EXERCISE TASK. State only the count of lines in the listing below that hold "việc".

RECORDS FOR THE TASK.
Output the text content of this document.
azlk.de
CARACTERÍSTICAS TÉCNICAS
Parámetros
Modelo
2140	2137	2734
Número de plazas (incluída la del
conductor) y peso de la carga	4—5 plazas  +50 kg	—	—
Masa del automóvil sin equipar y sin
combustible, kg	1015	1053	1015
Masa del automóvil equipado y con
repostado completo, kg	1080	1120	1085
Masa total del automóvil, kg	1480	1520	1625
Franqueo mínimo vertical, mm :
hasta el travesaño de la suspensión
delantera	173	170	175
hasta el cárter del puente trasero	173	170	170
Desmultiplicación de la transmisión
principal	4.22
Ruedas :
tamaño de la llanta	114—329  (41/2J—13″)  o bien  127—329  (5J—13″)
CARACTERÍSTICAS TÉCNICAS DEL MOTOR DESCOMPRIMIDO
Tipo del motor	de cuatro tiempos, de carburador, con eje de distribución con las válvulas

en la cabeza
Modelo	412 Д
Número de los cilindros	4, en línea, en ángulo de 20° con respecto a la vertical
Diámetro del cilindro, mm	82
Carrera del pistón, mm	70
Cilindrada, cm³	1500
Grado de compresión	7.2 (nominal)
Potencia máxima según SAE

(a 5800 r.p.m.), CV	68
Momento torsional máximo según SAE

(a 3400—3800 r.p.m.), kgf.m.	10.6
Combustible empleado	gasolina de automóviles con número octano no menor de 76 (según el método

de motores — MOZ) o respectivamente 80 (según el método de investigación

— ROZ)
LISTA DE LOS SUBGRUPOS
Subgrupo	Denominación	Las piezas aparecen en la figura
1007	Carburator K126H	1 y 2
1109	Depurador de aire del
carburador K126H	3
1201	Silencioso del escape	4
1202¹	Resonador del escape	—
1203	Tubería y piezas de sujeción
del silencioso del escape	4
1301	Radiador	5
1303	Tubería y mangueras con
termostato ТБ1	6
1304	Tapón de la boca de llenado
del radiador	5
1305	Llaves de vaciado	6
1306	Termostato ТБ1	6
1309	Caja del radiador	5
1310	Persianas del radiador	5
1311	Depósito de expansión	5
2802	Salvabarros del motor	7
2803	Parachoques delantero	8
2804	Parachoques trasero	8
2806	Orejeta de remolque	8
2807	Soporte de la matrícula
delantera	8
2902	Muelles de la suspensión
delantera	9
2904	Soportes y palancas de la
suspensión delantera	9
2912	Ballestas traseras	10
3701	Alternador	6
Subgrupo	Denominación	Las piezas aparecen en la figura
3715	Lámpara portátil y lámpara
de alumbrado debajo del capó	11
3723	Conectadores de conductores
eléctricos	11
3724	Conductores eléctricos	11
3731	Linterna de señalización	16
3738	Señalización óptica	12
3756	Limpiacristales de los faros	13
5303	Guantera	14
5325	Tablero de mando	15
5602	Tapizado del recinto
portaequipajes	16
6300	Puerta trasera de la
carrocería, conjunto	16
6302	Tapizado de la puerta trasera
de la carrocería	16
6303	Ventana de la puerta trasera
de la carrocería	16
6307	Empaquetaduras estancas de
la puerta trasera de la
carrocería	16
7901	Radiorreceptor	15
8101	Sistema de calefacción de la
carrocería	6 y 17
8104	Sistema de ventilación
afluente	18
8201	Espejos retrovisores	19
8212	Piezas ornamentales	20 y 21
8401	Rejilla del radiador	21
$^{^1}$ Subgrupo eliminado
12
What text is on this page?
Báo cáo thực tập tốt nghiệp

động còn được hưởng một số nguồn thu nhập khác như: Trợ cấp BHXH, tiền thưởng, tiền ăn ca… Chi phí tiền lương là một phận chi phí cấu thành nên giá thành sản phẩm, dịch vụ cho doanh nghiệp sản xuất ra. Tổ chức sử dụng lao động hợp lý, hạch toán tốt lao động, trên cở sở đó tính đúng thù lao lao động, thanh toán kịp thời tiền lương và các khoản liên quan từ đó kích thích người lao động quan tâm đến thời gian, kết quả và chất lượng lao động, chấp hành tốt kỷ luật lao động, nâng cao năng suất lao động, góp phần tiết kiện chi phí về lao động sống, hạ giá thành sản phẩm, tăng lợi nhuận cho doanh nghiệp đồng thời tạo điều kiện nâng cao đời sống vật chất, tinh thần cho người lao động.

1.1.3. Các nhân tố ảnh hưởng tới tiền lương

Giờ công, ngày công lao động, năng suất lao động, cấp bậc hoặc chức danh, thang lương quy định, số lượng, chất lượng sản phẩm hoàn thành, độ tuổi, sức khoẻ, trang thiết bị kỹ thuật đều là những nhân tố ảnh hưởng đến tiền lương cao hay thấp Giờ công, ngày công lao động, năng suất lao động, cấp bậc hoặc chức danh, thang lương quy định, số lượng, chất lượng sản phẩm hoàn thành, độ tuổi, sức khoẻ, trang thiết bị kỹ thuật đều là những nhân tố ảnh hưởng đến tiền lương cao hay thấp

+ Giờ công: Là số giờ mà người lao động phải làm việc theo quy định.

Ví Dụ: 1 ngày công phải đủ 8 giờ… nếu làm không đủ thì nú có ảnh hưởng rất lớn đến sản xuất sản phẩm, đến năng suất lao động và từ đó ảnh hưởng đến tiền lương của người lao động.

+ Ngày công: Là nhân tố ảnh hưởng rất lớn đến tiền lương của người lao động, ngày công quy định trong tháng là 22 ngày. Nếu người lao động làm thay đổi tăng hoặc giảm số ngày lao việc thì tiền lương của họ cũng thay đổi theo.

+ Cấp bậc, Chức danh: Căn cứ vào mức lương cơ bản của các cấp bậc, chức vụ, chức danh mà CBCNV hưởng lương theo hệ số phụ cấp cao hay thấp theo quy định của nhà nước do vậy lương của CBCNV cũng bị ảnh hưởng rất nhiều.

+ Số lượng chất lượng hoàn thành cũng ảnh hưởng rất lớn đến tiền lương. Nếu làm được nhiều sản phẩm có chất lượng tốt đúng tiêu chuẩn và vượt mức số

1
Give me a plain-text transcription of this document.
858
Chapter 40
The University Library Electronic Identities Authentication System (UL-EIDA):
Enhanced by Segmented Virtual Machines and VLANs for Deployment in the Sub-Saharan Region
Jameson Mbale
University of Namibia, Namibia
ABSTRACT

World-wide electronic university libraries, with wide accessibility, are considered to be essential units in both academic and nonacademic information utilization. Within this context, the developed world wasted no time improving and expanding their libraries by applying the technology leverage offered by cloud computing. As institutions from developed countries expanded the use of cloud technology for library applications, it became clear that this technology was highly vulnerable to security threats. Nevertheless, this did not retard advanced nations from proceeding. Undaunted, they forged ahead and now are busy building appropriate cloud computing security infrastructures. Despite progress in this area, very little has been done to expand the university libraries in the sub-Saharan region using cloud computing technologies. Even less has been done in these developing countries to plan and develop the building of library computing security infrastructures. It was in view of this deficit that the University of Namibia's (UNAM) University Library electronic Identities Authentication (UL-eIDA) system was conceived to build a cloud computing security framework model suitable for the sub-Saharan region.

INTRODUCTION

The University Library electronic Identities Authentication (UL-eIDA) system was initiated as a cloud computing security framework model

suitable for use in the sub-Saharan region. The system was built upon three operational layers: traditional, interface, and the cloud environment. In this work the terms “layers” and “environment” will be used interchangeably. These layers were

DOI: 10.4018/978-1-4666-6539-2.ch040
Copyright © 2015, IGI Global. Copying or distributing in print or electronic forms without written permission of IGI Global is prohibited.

THE COMPLETED TASK. 2